##### PROVIDED ENTRIES #####

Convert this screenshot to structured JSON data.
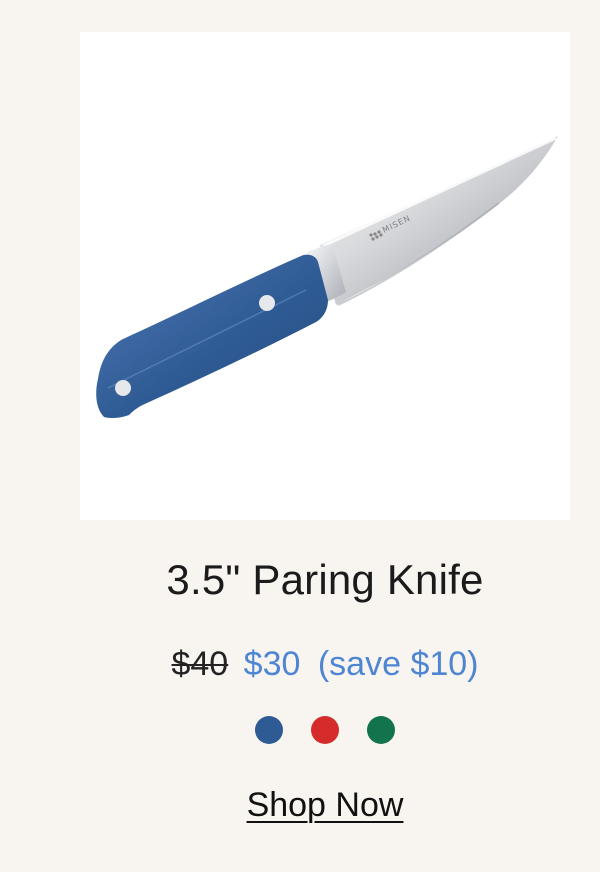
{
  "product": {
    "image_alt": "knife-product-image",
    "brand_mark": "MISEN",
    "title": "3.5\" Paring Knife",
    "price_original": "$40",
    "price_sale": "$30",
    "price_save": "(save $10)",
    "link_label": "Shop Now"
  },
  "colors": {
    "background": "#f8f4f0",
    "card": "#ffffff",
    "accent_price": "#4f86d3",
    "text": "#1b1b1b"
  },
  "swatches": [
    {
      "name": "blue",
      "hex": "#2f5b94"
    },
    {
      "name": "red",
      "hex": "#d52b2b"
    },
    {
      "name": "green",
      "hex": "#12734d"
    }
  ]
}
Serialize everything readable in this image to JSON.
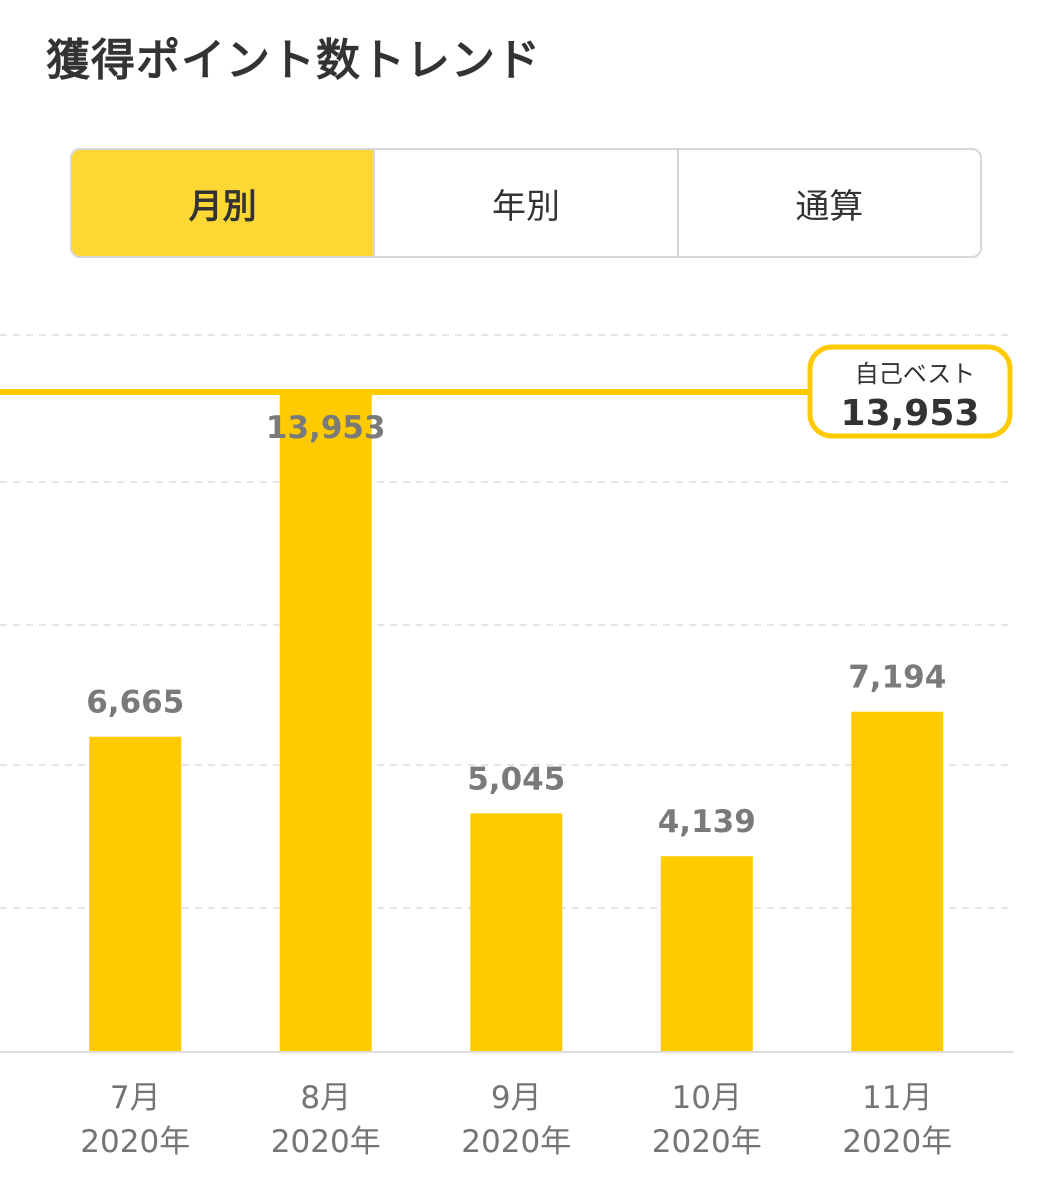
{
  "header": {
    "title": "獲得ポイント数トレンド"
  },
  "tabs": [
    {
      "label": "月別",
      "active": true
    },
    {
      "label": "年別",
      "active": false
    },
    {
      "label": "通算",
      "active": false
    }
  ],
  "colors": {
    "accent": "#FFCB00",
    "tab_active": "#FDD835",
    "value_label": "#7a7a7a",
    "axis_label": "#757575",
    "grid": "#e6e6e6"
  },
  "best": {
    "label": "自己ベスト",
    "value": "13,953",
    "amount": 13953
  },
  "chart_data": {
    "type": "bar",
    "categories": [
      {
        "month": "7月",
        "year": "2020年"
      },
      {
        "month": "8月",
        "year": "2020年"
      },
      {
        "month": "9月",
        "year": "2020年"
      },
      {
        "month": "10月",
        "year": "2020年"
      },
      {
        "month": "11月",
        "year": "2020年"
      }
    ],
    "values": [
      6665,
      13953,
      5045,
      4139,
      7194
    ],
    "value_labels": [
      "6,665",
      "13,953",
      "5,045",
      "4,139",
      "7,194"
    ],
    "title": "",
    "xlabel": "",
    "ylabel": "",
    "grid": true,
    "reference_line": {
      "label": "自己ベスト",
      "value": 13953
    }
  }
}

#####
##### PROVIDED ENTRIES #####

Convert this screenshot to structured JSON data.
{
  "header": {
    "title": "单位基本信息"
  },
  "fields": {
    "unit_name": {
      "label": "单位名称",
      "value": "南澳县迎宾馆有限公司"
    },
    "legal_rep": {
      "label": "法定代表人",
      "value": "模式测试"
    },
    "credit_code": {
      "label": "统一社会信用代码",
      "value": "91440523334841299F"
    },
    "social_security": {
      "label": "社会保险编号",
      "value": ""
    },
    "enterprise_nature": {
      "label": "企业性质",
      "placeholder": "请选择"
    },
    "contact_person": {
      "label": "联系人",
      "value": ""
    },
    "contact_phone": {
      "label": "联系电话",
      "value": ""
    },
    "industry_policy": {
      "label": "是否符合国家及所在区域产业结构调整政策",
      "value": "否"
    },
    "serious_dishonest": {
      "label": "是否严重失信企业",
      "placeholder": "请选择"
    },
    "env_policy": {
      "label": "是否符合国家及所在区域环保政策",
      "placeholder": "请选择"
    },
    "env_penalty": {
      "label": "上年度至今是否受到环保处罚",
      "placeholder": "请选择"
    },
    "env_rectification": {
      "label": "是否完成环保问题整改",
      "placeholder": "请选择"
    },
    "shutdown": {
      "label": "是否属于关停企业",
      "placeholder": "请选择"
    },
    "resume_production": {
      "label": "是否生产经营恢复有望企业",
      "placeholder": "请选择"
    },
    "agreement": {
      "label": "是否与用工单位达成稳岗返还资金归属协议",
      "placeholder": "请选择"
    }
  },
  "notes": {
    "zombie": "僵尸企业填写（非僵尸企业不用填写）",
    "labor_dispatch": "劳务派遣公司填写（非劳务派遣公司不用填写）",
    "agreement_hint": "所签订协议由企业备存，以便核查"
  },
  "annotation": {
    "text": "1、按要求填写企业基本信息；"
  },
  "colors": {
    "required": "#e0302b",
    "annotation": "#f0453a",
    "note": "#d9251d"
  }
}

#####
##### PROVIDED ENTRIES #####

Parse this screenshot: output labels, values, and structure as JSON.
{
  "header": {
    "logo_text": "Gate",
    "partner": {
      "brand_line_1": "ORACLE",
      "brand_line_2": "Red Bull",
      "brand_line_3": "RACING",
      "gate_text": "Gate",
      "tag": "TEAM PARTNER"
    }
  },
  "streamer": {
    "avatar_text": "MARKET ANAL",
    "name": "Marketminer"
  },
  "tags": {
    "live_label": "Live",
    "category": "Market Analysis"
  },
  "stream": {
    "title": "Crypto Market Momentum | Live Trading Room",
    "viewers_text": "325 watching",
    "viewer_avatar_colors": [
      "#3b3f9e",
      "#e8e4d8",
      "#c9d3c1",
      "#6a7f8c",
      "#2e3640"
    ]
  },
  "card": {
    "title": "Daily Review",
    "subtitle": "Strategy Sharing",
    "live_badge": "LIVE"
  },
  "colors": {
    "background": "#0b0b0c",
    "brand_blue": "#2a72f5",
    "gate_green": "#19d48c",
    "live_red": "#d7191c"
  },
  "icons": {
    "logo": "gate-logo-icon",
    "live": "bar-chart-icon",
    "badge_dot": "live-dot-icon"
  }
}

#####

**WHAT YOU NEED TO DO:**
Pull out all lines from the listing that contain the string "values".

**TASK ANSWER:**
    "values": [
Parse this screenshot: output labels, values, and structure as JSON.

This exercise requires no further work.